Work to be completed ::
Collect all lines below with the string "Carbohydrates".

(Page text entries)
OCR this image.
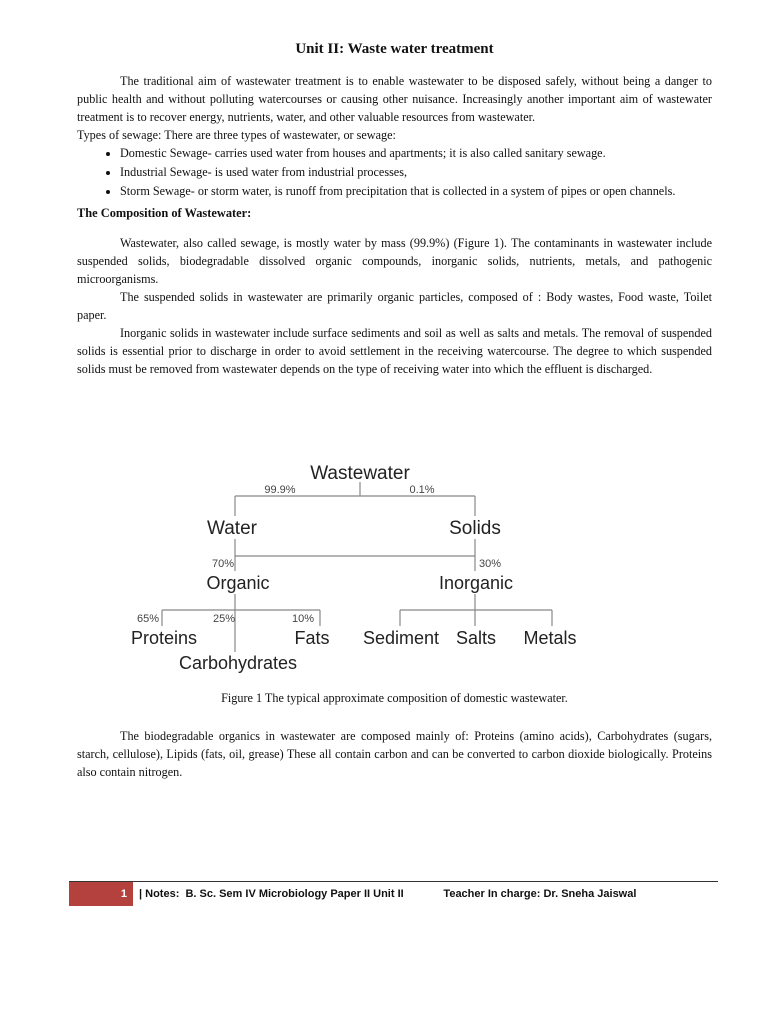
Unit II: Waste water treatment

The traditional aim of wastewater treatment is to enable wastewater to be disposed safely, without being a danger to public health and without polluting watercourses or causing other nuisance. Increasingly another important aim of wastewater treatment is to recover energy, nutrients, water, and other valuable resources from wastewater.

Types of sewage: There are three types of wastewater, or sewage:

• Domestic Sewage- carries used water from houses and apartments; it is also called sanitary sewage.
• Industrial Sewage- is used water from industrial processes,
• Storm Sewage- or storm water, is runoff from precipitation that is collected in a system of pipes or open channels.
The Composition of Wastewater:

Wastewater, also called sewage, is mostly water by mass (99.9%) (Figure 1). The contaminants in wastewater include suspended solids, biodegradable dissolved organic compounds, inorganic solids, nutrients, metals, and pathogenic microorganisms.

The suspended solids in wastewater are primarily organic particles, composed of : Body wastes, Food waste, Toilet paper.

Inorganic solids in wastewater include surface sediments and soil as well as salts and metals. The removal of suspended solids is essential prior to discharge in order to avoid settlement in the receiving watercourse. The degree to which suspended solids must be removed from wastewater depends on the type of receiving water into which the effluent is discharged.

Wastewater
99.9%	0.1%
Water	Solids
70%	30%
Organic	Inorganic
65%	25%	10%
Proteins	Fats
Carbohydrates
Sediment Salts Metals
Figure 1 The typical approximate composition of domestic wastewater.

The biodegradable organics in wastewater are composed mainly of: Proteins (amino acids), Carbohydrates (sugars, starch, cellulose), Lipids (fats, oil, grease) These all contain carbon and can be converted to carbon dioxide biologically. Proteins also contain nitrogen.

1	| Notes:  B. Sc. Sem IV Microbiology Paper II Unit II	Teacher In charge: Dr. Sneha Jaiswal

Answer to the problem ::
Carbohydrates
The biodegradable organics in wastewater are composed mainly of: Proteins (amino acids), Carbohydrates (sugars, starch, cellulose), Lipids (fats, oil, grease) These all contain carbon and can be converted to carbon dioxide biologically. Proteins also contain nitrogen.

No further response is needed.